* **TEXTE SOURCE**:
Au contraire, l'EURL et M. [Z] [H] demandent à la cour de :

- confirmer le jugement en ce qu'il a débouté la société [J] de l'intégralité de ses prétentions ;

Statuant à nouveau,

- condamner la société [J], sous astreinte de 100 € par jour de retard à compter de la signification de la décision à intervenir, à transférer les archives papier sises au [Adresse 5] à [Localité 7] dans des locaux lui appartenant ;

- condamner la société [J] à payer à l'EURL une indemnité d'occupation de 600 € par mois à compter du jour de la cession, soit du 16 juin 2015, jusqu'à libération complète des lieux par le transfert des archives ;

- condamner la société [J] au paiement d'une somme de 6.000 € sur le fondement de l'article 700 du code de procédure civile ;

- condamner la société [J] aux entiers dépens de première instance et d'appel avec droit de recouvrement au profit de Me Cantois, avocat au barreau de Caen.

* **TRAVAIL DEMANDÉ**:
A. D'après le texte source, quel montant mensuel d'indemnité d'occupation l'EURL demande-t-elle ?
B. S'il vous plaît, mettez à jour les lignes des enregistrements en remplaçant « Flow Time t » par « Flow Time s », sans rien changer d'autre. Commencez par la ligne contenant « y-tick-label: 0.95 [426,219,449,228] » et continuez jusqu'à la ligne contenant « x-tick-label: 0.0 [67,325,84,334] » incluse, puis redonnez uniquement ces lignes.

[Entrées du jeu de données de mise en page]
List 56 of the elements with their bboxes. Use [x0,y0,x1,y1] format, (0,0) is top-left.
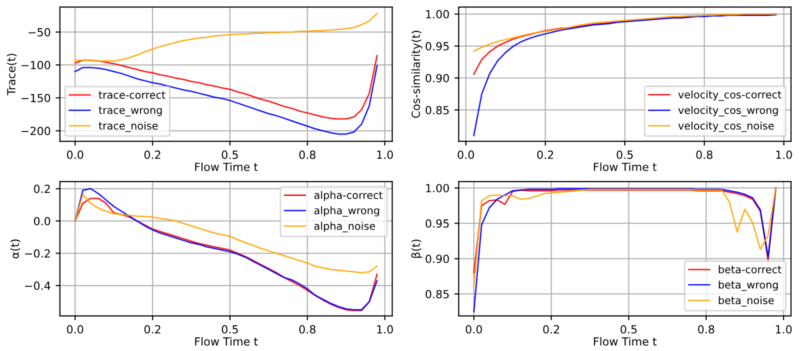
y-tick-label: 0.95 [426,219,449,228]
x-tick-label: 0.0 [458,150,474,159]
x-tick-label: 0.8 [696,150,712,159]
x-axis-title: Flow Time t [195,162,258,172]
y-tick-label: 0.90 [426,74,449,82]
legend-label: trace-correct [98,91,166,99]
x-tick-label: 0.5 [222,325,238,334]
y-tick-label: 0.0 [34,216,50,226]
x-tick-label: 1.0 [377,325,393,334]
y-tick-label: 0.2 [34,184,50,194]
x-axis-title: Flow Time t [195,337,258,346]
legend-label: beta-correct [718,265,782,274]
y-tick-label: −100 [22,60,50,70]
x-axis-title: Flow Time t [594,162,657,172]
y-tick-label: −200 [22,126,50,136]
y-tick-label: 0.90 [426,254,449,264]
x-tick-label: 1.0 [776,150,792,159]
legend-label: beta_noise [718,296,774,307]
x-tick-label: 0.5 [616,150,633,159]
x-tick-label: 0.5 [620,325,637,334]
x-tick-label: 0.0 [67,150,84,159]
legend-label: beta_wrong [718,280,778,291]
y-tick-label: −0.2 [25,249,50,258]
x-tick-label: 0.8 [698,325,714,334]
legend-label: velocity_cos-correct [678,90,782,101]
legend-label: trace_noise [98,122,158,132]
y-tick-label: 0.85 [426,106,449,114]
y-axis-title: Trace(t) [6,54,17,96]
x-tick-label: 1.0 [377,150,393,159]
y-tick-label: 0.85 [426,290,449,298]
x-tick-label: 0.2 [537,150,554,159]
y-axis-title: β(t) [411,240,422,258]
legend-label: alpha_noise [314,222,375,232]
x-axis-title: Flow Time t [594,337,657,346]
x-tick-label: 0.2 [144,150,160,159]
x-tick-label: 0.0 [67,325,84,334]
y-tick-label: 0.95 [426,42,449,50]
legend-label: alpha-correct [314,190,383,202]
legend-label: alpha_wrong [314,206,380,217]
y-tick-label: 1.00 [426,184,449,192]
y-axis-title: Cos-similarity(t) [411,30,422,118]
y-tick-label: −50 [28,28,50,36]
y-axis-title: α(t) [10,240,20,258]
x-tick-label: 1.0 [776,325,792,334]
x-tick-label: 0.0 [466,325,482,334]
y-tick-label: −150 [22,94,50,102]
x-tick-label: 0.2 [543,325,560,334]
x-tick-label: 0.5 [222,150,238,159]
y-tick-label: 1.00 [426,10,449,18]
x-tick-label: 0.8 [299,150,316,159]
y-tick-label: −0.4 [25,282,50,290]
x-tick-label: 0.8 [299,325,316,334]
legend-label: velocity_cos_noise [678,122,774,132]
x-tick-label: 0.2 [144,325,160,334]
legend-label: velocity_cos_wrong [678,106,778,116]
legend-label: trace_wrong [98,106,162,116]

* **SOLUTIONS CI-DESSOUS**:
A. 600 € par mois.

B.
y-tick-label: 0.95 [426,219,449,228]
x-tick-label: 0.0 [458,150,474,159]
x-tick-label: 0.8 [696,150,712,159]
x-axis-title: Flow Time s [195,162,258,172]
y-tick-label: 0.90 [426,74,449,82]
legend-label: trace-correct [98,91,166,99]
x-tick-label: 0.5 [222,325,238,334]
y-tick-label: 0.0 [34,216,50,226]
x-tick-label: 1.0 [377,325,393,334]
y-tick-label: 0.2 [34,184,50,194]
x-axis-title: Flow Time s [195,337,258,346]
legend-label: beta-correct [718,265,782,274]
y-tick-label: −100 [22,60,50,70]
x-axis-title: Flow Time s [594,162,657,172]
y-tick-label: −200 [22,126,50,136]
y-tick-label: 0.90 [426,254,449,264]
x-tick-label: 1.0 [776,150,792,159]
legend-label: beta_noise [718,296,774,307]
x-tick-label: 0.5 [616,150,633,159]
x-tick-label: 0.5 [620,325,637,334]
x-tick-label: 0.0 [67,150,84,159]
legend-label: beta_wrong [718,280,778,291]
y-tick-label: −0.2 [25,249,50,258]
x-tick-label: 0.8 [698,325,714,334]
legend-label: velocity_cos-correct [678,90,782,101]
legend-label: trace_noise [98,122,158,132]
y-tick-label: 0.85 [426,106,449,114]
y-axis-title: Trace(t) [6,54,17,96]
x-tick-label: 1.0 [377,150,393,159]
y-tick-label: 0.85 [426,290,449,298]
x-tick-label: 0.2 [537,150,554,159]
y-axis-title: β(t) [411,240,422,258]
legend-label: alpha_noise [314,222,375,232]
x-axis-title: Flow Time s [594,337,657,346]
x-tick-label: 0.2 [144,150,160,159]
x-tick-label: 0.0 [67,325,84,334]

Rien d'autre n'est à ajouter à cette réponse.